Exercise prompt
Write the data out again exactly, dropping any images it holds.

Records:
= = =

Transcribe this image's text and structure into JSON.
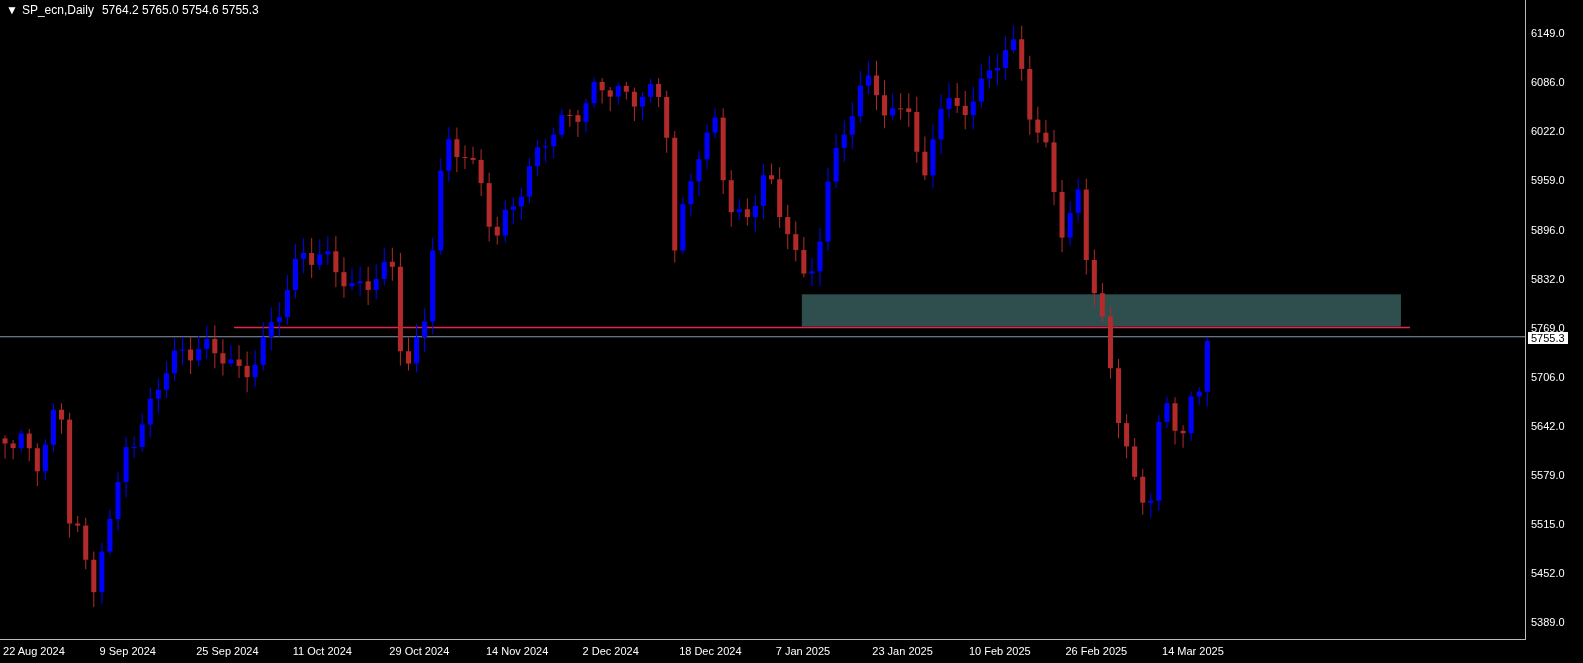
{
  "header": {
    "marker": "▼",
    "symbol": "SP_ecn,Daily",
    "ohlc": "5764.2 5765.0 5754.6 5755.3"
  },
  "price_axis": [
    "6149.0",
    "6086.0",
    "6022.0",
    "5959.0",
    "5896.0",
    "5832.0",
    "5769.0",
    "5706.0",
    "5642.0",
    "5579.0",
    "5515.0",
    "5452.0",
    "5389.0"
  ],
  "current_price": "5755.3",
  "time_axis": [
    "22 Aug 2024",
    "9 Sep 2024",
    "25 Sep 2024",
    "11 Oct 2024",
    "29 Oct 2024",
    "14 Nov 2024",
    "2 Dec 2024",
    "18 Dec 2024",
    "7 Jan 2025",
    "23 Jan 2025",
    "10 Feb 2025",
    "26 Feb 2025",
    "14 Mar 2025"
  ]
}
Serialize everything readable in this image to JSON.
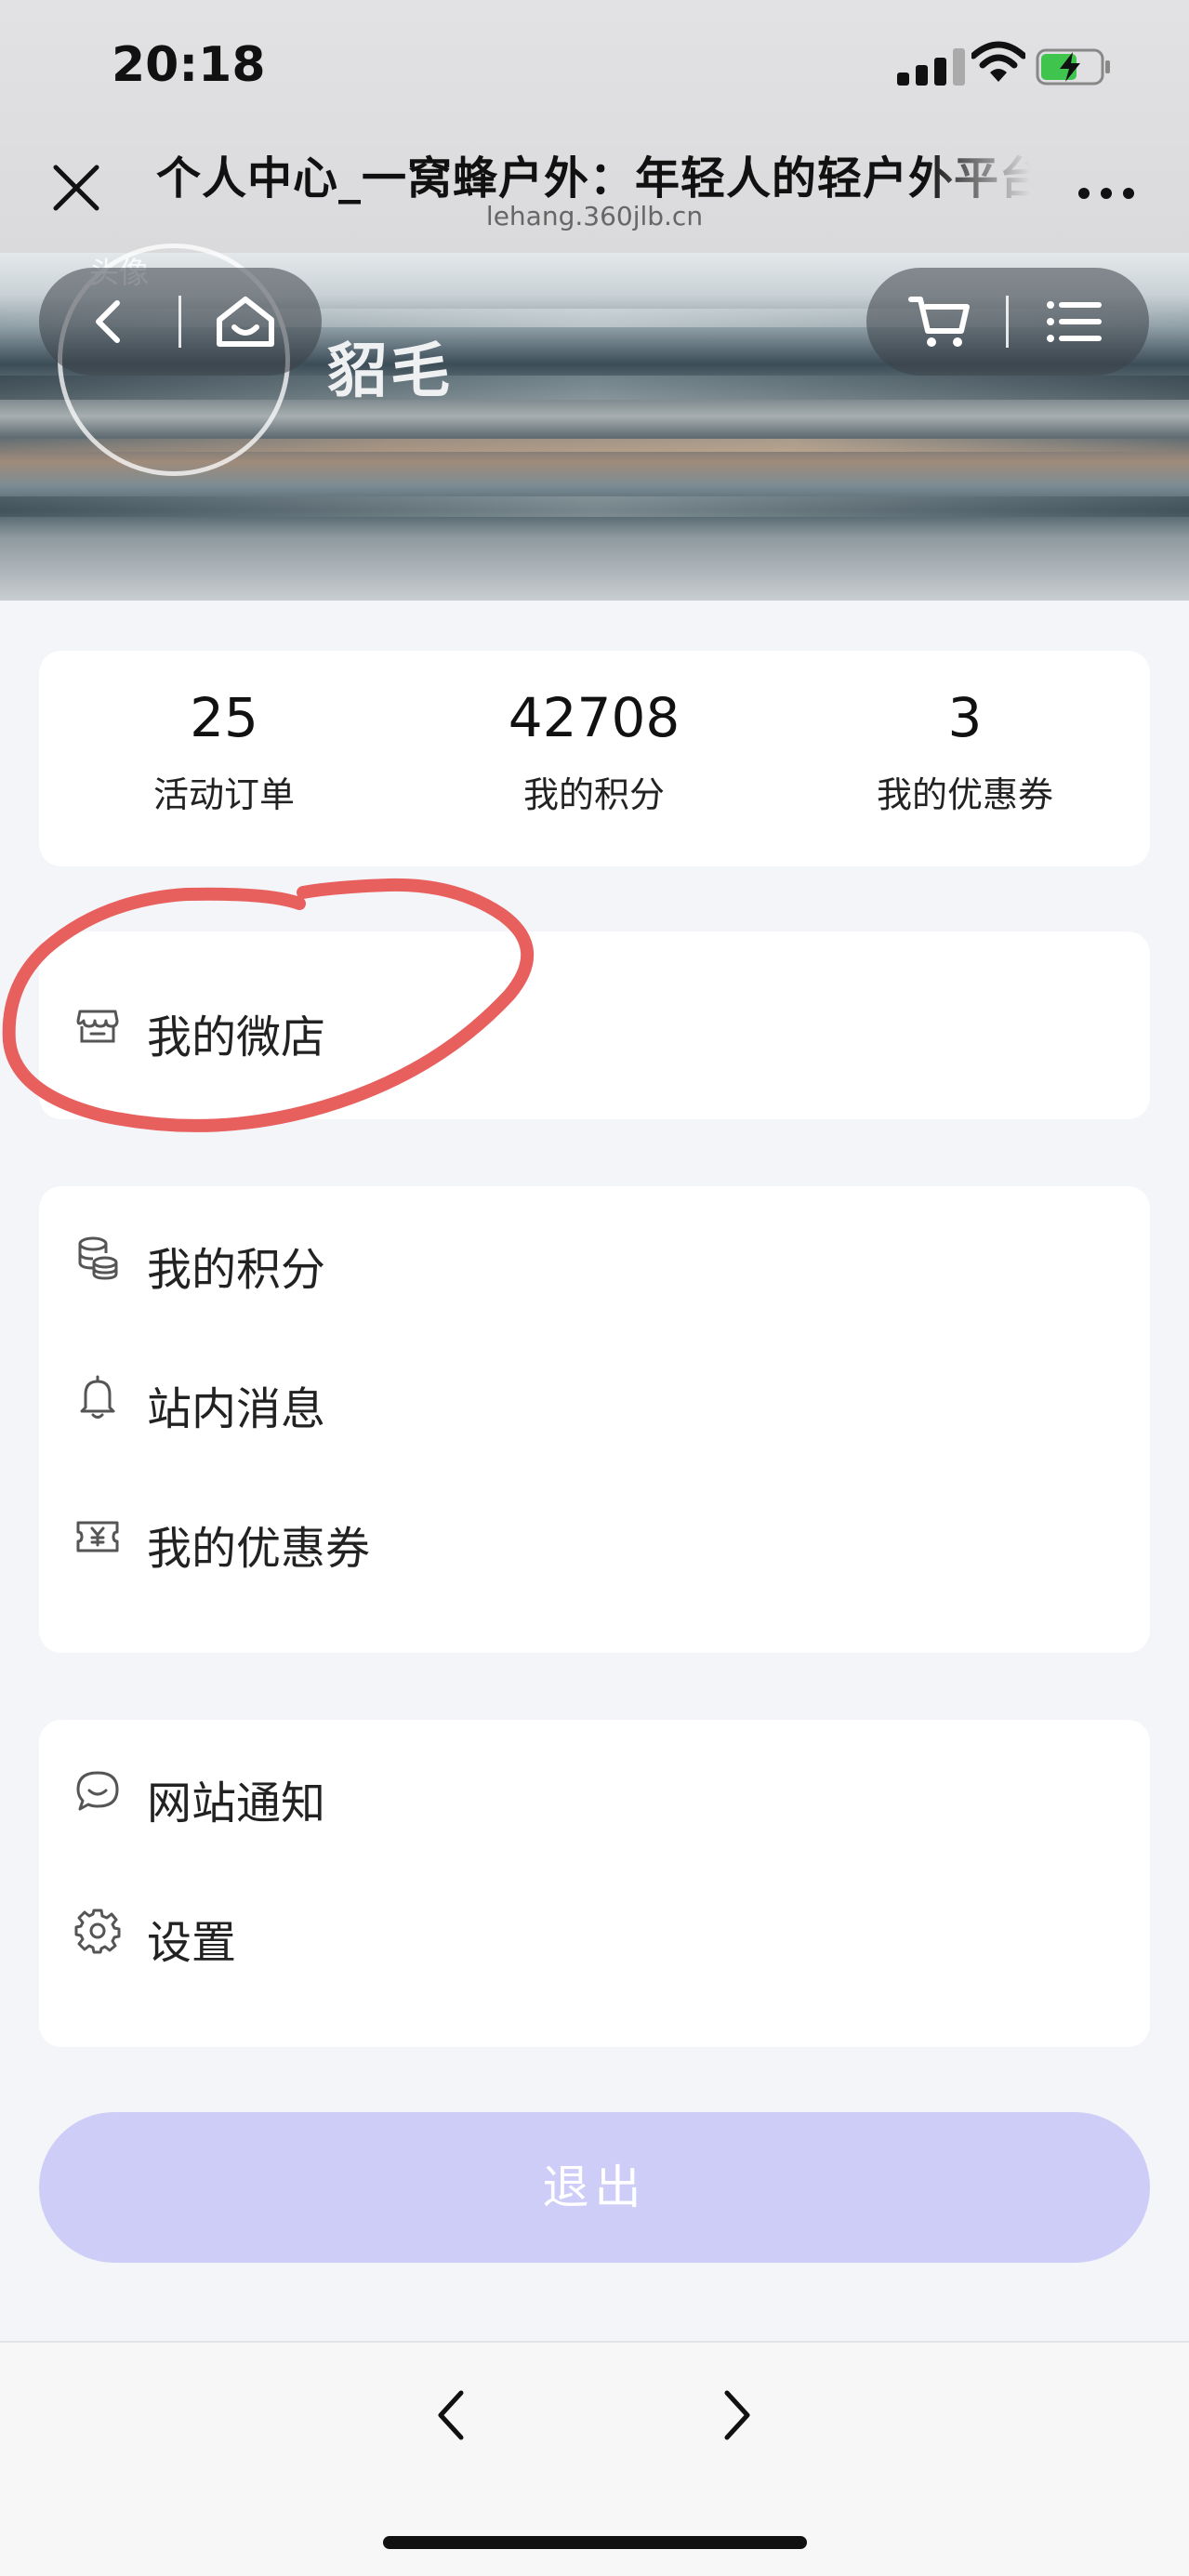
{
  "status_bar": {
    "time": "20:18"
  },
  "browser": {
    "title": "个人中心_一窝蜂户外：年轻人的轻户外平台",
    "url": "lehang.360jlb.cn"
  },
  "profile": {
    "avatar_label": "头像",
    "username": "貂毛"
  },
  "stats": [
    {
      "value": "25",
      "label": "活动订单"
    },
    {
      "value": "42708",
      "label": "我的积分"
    },
    {
      "value": "3",
      "label": "我的优惠券"
    }
  ],
  "menu": {
    "shop": {
      "label": "我的微店",
      "icon": "store-icon"
    },
    "group2": [
      {
        "label": "我的积分",
        "icon": "coins-icon"
      },
      {
        "label": "站内消息",
        "icon": "bell-icon"
      },
      {
        "label": "我的优惠券",
        "icon": "coupon-icon"
      }
    ],
    "group3": [
      {
        "label": "网站通知",
        "icon": "chat-bubble-icon"
      },
      {
        "label": "设置",
        "icon": "gear-icon"
      }
    ]
  },
  "logout": {
    "label": "退出"
  },
  "colors": {
    "accent_disabled": "#cdcdf7",
    "annotation": "#e8605e",
    "background": "#f4f5f9"
  }
}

= = =

Solved problem
Transcribe this image's text and structure into JSON.
{
  "header": {
    "marker": "▼",
    "symbol": "SP_ecn,Daily",
    "ohlc": "5764.2 5765.0 5754.6 5755.3"
  },
  "price_axis": [
    "6149.0",
    "6086.0",
    "6022.0",
    "5959.0",
    "5896.0",
    "5832.0",
    "5769.0",
    "5706.0",
    "5642.0",
    "5579.0",
    "5515.0",
    "5452.0",
    "5389.0"
  ],
  "current_price": "5755.3",
  "time_axis": [
    "22 Aug 2024",
    "9 Sep 2024",
    "25 Sep 2024",
    "11 Oct 2024",
    "29 Oct 2024",
    "14 Nov 2024",
    "2 Dec 2024",
    "18 Dec 2024",
    "7 Jan 2025",
    "23 Jan 2025",
    "10 Feb 2025",
    "26 Feb 2025",
    "14 Mar 2025"
  ]
}
Serialize everything readable in this image to JSON.
{
  "status_bar": {
    "time": "20:18"
  },
  "browser": {
    "title": "个人中心_一窝蜂户外：年轻人的轻户外平台",
    "url": "lehang.360jlb.cn"
  },
  "profile": {
    "avatar_label": "头像",
    "username": "貂毛"
  },
  "stats": [
    {
      "value": "25",
      "label": "活动订单"
    },
    {
      "value": "42708",
      "label": "我的积分"
    },
    {
      "value": "3",
      "label": "我的优惠券"
    }
  ],
  "menu": {
    "shop": {
      "label": "我的微店",
      "icon": "store-icon"
    },
    "group2": [
      {
        "label": "我的积分",
        "icon": "coins-icon"
      },
      {
        "label": "站内消息",
        "icon": "bell-icon"
      },
      {
        "label": "我的优惠券",
        "icon": "coupon-icon"
      }
    ],
    "group3": [
      {
        "label": "网站通知",
        "icon": "chat-bubble-icon"
      },
      {
        "label": "设置",
        "icon": "gear-icon"
      }
    ]
  },
  "logout": {
    "label": "退出"
  },
  "colors": {
    "accent_disabled": "#cdcdf7",
    "annotation": "#e8605e",
    "background": "#f4f5f9"
  }
}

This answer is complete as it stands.